- Directive: Locate each line in the records containing "Likelihood". Copy it.

§ §

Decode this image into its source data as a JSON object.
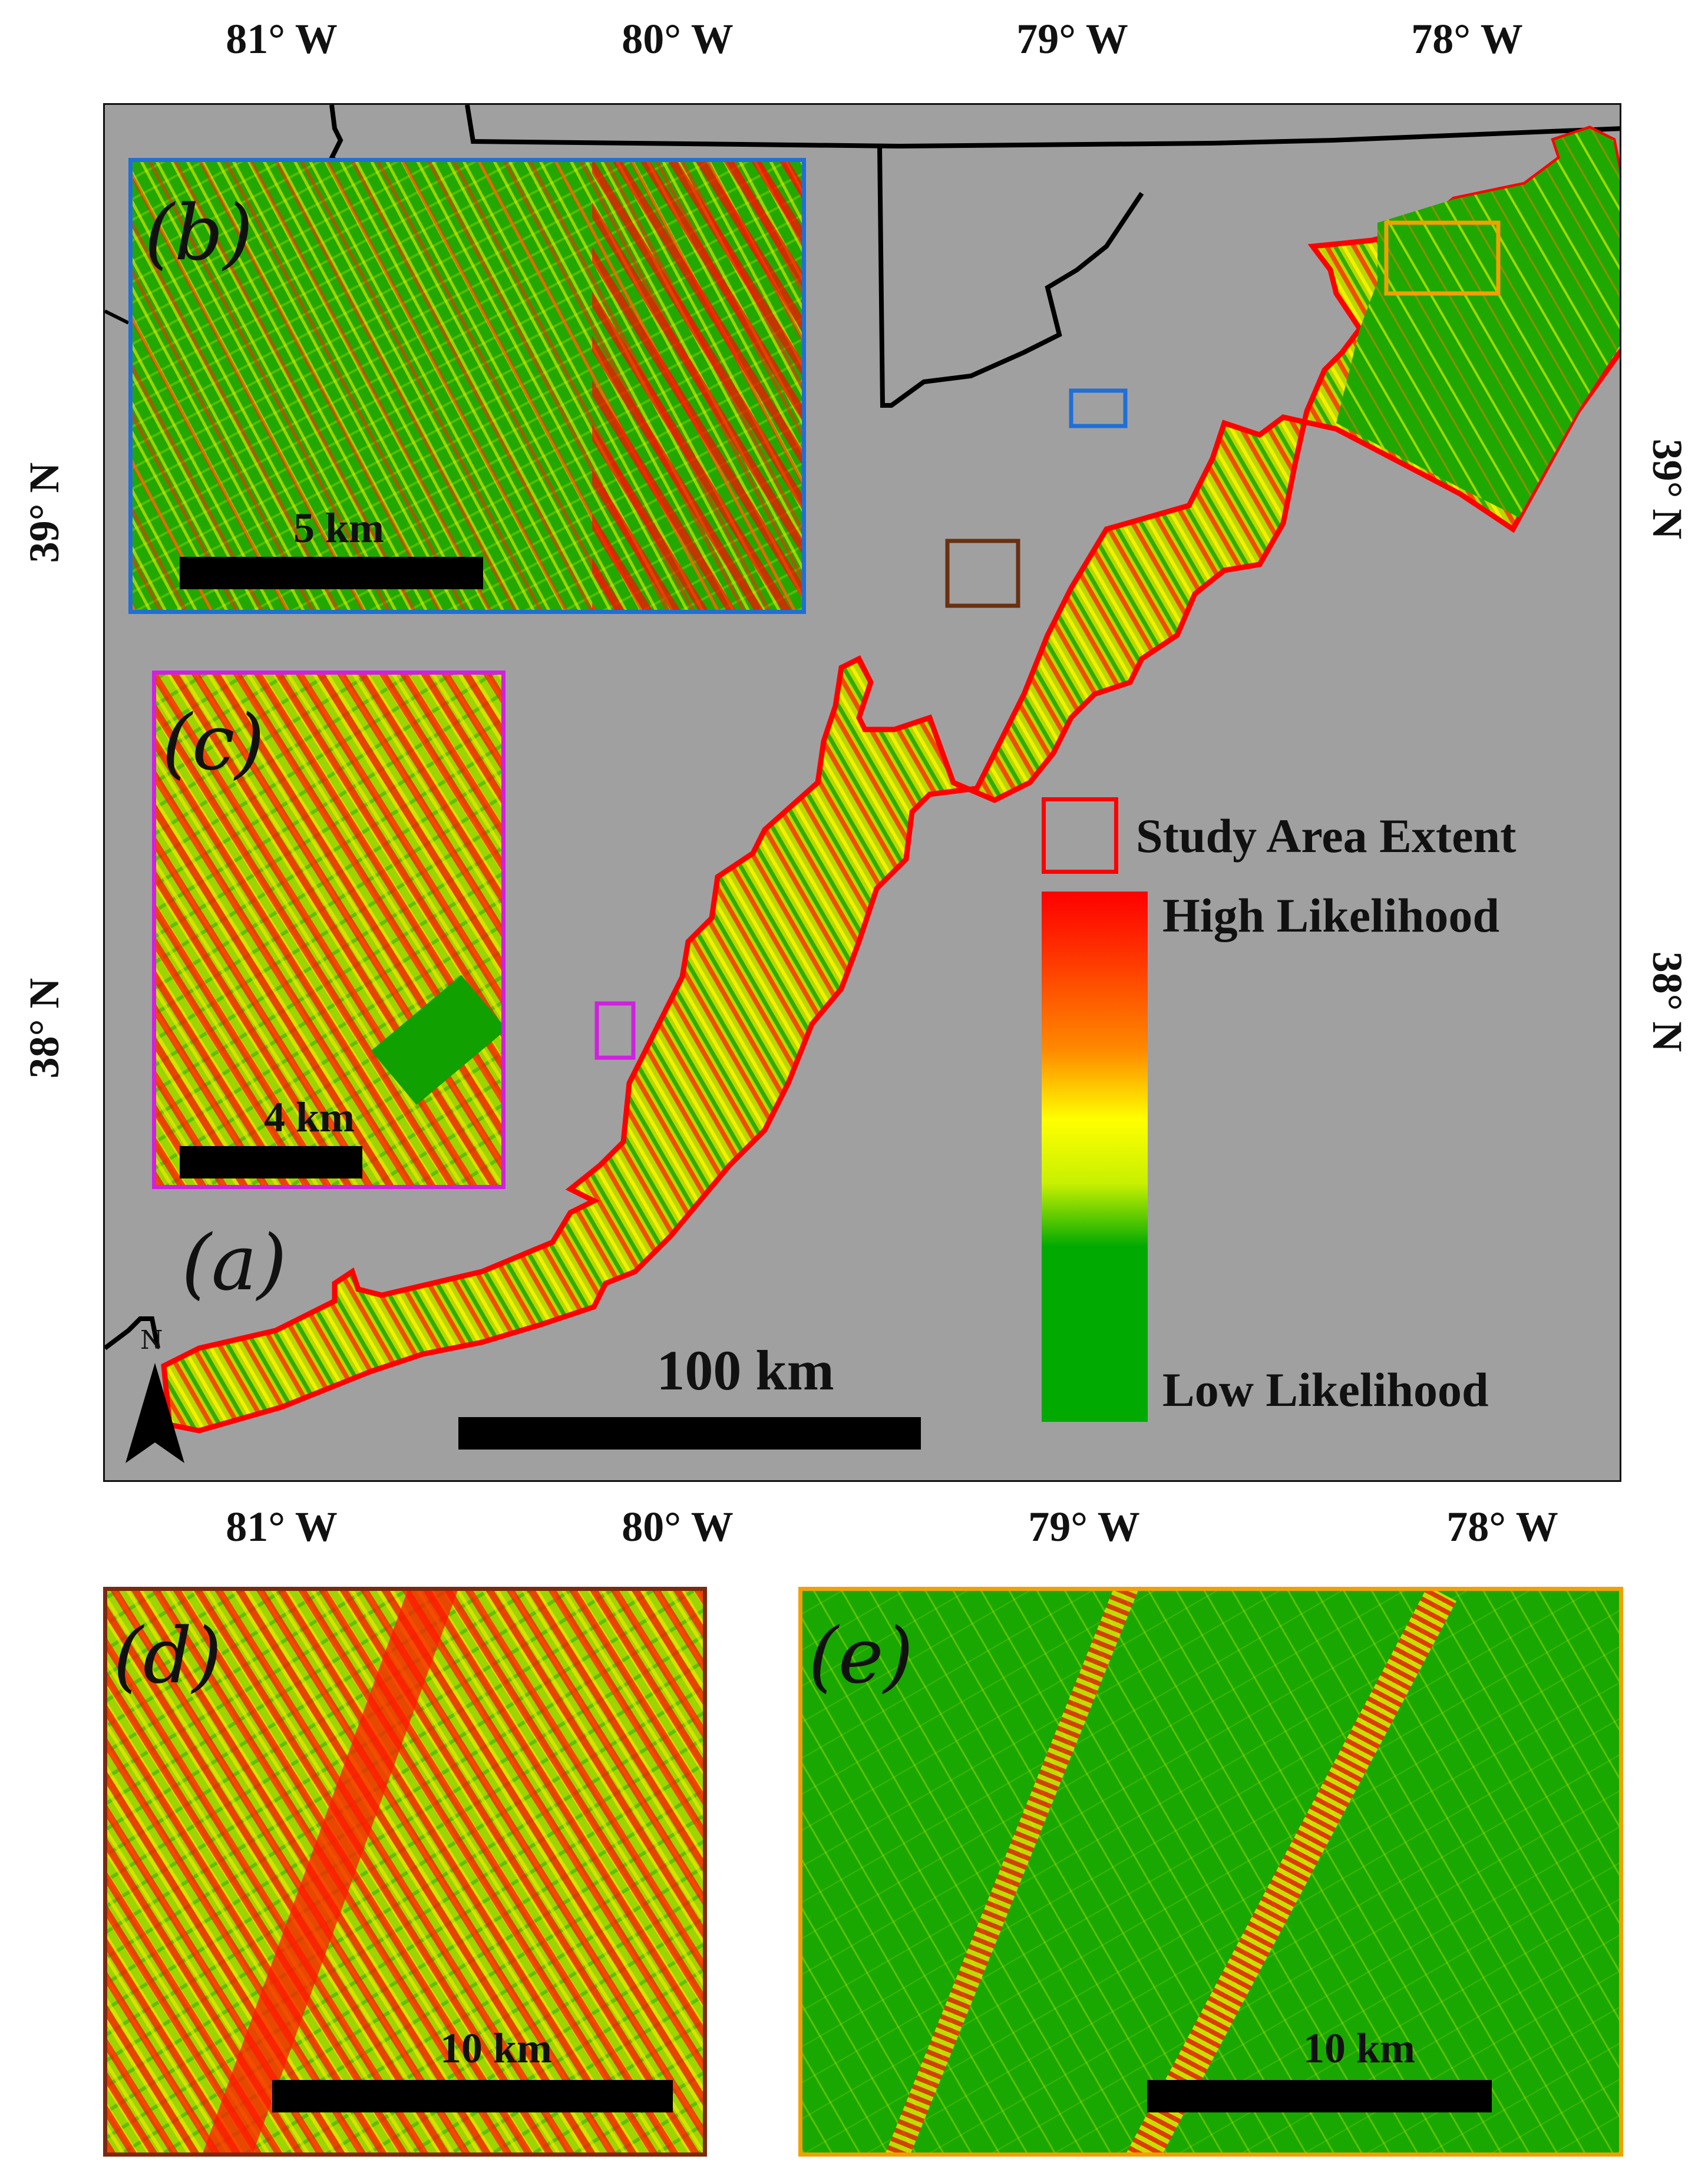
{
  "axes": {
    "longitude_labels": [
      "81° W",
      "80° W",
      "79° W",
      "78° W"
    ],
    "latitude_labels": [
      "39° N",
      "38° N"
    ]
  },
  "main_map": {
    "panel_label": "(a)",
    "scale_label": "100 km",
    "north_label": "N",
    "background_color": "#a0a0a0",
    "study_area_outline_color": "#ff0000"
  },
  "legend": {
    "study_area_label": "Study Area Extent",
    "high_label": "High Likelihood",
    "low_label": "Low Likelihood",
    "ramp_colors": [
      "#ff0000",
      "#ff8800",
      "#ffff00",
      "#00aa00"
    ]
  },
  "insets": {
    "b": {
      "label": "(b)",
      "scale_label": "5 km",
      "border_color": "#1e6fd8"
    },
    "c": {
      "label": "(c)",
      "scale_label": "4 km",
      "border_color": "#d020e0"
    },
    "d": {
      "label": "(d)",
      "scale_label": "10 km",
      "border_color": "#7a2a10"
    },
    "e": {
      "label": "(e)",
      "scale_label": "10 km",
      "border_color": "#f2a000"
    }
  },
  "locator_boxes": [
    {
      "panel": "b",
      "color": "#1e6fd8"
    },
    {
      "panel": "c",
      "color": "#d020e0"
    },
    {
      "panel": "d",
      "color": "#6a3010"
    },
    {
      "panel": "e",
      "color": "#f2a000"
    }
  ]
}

§ §

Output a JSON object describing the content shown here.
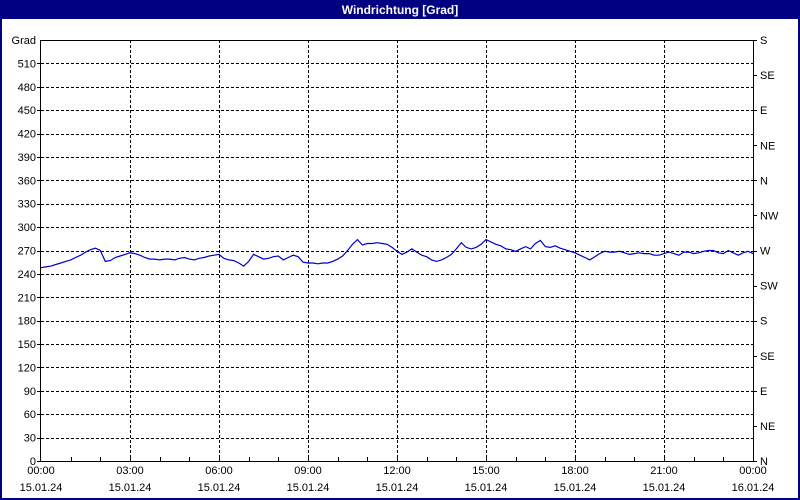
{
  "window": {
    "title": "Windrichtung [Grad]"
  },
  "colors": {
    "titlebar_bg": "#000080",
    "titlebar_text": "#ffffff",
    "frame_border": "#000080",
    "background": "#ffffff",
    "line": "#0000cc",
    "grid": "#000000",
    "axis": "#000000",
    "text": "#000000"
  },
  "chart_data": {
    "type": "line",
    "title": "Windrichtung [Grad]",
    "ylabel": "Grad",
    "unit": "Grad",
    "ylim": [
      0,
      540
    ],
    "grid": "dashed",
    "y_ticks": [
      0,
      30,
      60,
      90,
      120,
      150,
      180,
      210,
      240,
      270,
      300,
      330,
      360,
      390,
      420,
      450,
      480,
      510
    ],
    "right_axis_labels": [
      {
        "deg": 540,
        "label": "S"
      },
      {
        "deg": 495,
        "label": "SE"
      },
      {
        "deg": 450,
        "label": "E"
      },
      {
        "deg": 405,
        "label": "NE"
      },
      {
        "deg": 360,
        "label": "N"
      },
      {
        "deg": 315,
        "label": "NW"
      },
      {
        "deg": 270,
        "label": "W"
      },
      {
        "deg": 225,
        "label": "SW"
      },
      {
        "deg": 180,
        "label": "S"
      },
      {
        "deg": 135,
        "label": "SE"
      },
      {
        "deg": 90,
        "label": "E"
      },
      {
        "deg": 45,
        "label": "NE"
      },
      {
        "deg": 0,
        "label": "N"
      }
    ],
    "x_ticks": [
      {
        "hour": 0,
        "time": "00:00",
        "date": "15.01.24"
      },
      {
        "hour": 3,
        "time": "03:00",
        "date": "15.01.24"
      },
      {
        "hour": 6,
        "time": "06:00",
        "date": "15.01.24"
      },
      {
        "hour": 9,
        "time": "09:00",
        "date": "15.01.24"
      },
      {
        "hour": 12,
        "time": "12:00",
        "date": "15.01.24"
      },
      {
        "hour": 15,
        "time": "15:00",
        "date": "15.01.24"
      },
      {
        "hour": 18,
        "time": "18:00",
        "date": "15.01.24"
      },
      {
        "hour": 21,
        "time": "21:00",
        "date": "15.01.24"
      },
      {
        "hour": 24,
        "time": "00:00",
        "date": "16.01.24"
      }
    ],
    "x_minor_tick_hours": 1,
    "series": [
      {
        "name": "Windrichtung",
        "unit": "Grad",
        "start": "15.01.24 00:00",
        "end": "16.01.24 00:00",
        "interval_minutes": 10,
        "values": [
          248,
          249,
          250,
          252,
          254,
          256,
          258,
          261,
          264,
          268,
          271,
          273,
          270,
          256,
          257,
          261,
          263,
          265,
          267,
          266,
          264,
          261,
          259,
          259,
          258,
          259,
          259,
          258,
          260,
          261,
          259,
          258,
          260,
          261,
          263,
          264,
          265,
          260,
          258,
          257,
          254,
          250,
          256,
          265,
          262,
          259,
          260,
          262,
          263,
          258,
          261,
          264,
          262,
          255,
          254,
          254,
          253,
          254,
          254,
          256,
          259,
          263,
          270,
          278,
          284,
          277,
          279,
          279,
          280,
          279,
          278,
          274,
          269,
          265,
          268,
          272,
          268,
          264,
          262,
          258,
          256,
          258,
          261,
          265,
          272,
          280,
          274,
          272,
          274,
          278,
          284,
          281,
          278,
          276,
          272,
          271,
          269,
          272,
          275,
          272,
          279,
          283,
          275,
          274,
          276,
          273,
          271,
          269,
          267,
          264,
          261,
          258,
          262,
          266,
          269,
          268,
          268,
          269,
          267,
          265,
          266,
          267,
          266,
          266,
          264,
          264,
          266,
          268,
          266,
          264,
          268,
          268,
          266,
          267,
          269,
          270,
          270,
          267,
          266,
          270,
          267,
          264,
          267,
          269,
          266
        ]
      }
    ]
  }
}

§ §

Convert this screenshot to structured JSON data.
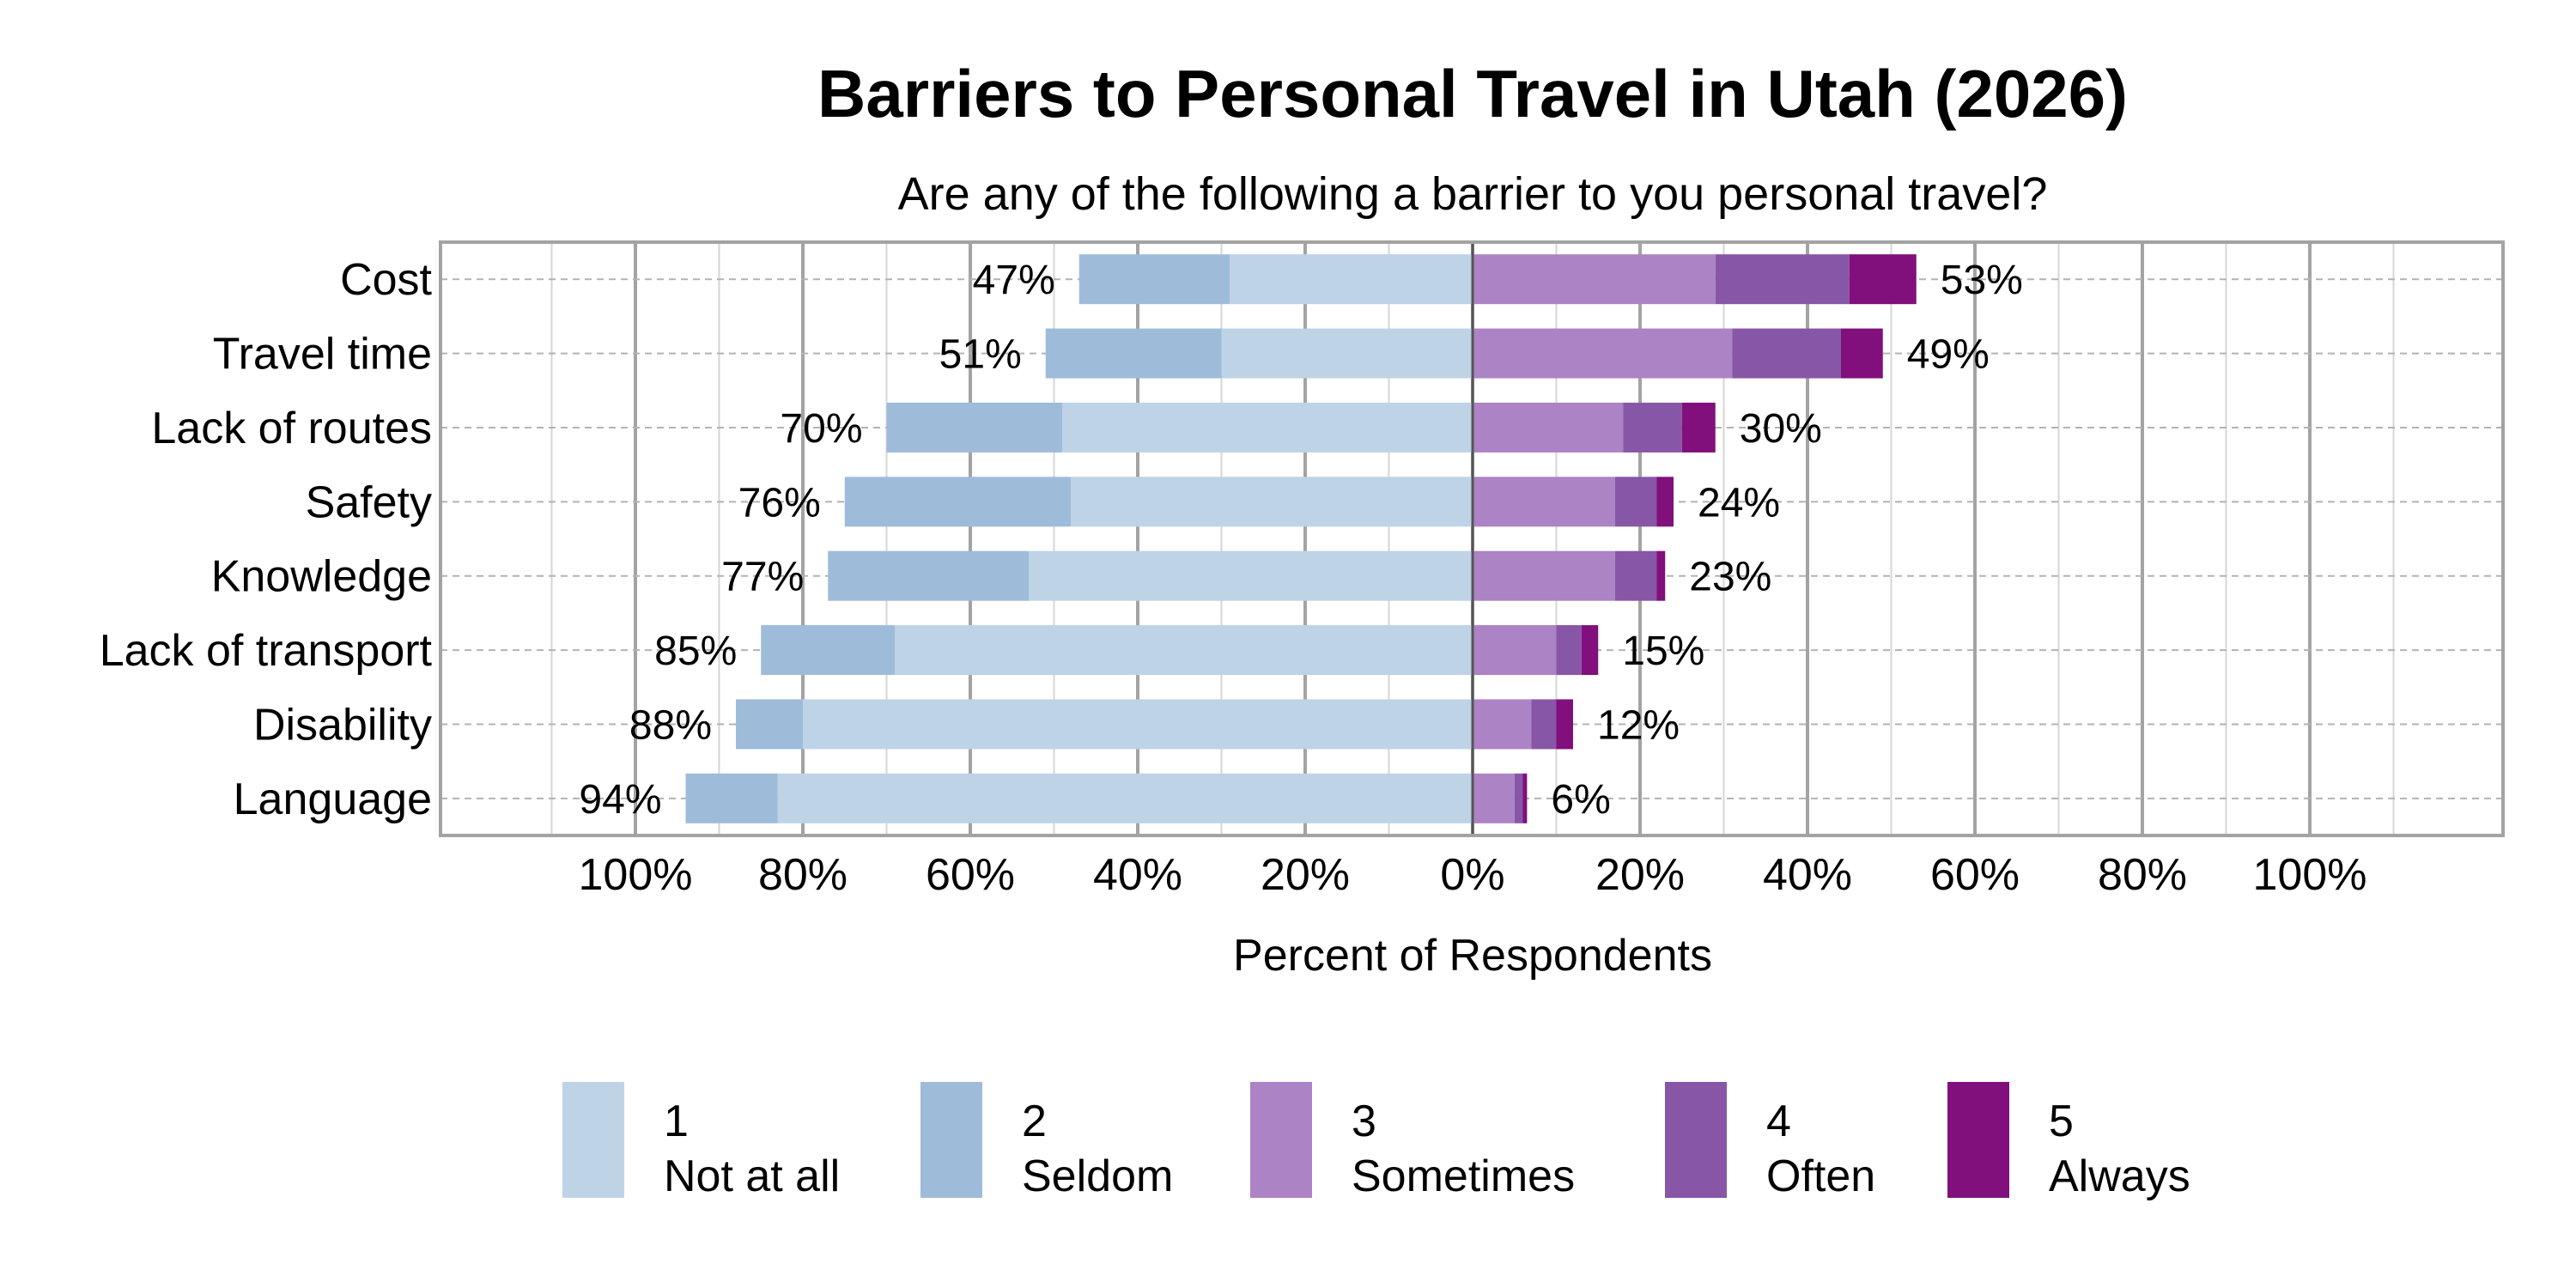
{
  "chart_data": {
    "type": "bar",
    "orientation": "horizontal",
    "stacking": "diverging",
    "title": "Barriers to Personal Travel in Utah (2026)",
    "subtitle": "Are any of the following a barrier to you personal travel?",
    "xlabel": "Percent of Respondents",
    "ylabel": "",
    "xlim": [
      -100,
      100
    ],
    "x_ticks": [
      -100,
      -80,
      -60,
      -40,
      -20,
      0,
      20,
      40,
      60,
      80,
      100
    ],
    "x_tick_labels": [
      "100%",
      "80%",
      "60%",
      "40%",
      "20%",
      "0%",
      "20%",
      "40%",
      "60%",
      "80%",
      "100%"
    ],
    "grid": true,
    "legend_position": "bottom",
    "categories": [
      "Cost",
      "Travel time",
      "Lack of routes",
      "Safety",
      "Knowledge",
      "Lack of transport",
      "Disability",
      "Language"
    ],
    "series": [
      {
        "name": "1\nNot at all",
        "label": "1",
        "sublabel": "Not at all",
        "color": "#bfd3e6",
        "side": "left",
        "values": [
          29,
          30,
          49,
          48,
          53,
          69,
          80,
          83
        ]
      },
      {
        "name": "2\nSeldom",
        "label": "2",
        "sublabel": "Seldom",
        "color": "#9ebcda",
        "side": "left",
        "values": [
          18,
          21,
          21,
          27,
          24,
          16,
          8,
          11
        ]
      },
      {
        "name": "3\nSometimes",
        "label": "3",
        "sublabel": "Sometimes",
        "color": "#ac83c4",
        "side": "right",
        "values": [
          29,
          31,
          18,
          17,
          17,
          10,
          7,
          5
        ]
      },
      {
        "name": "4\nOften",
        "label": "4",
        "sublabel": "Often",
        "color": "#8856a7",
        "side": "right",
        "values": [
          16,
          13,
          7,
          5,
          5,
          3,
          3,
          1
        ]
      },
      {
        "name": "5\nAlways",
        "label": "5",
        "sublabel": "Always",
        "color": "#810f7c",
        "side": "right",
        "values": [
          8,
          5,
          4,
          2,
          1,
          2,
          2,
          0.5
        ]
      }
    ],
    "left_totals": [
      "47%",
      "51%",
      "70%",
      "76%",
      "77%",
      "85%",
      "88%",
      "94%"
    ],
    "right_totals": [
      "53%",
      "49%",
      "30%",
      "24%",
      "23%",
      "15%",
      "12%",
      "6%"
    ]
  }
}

§ §

- Solution for this exercise:
    "high_label": "High Likelihood",
    "low_label": "Low Likelihood",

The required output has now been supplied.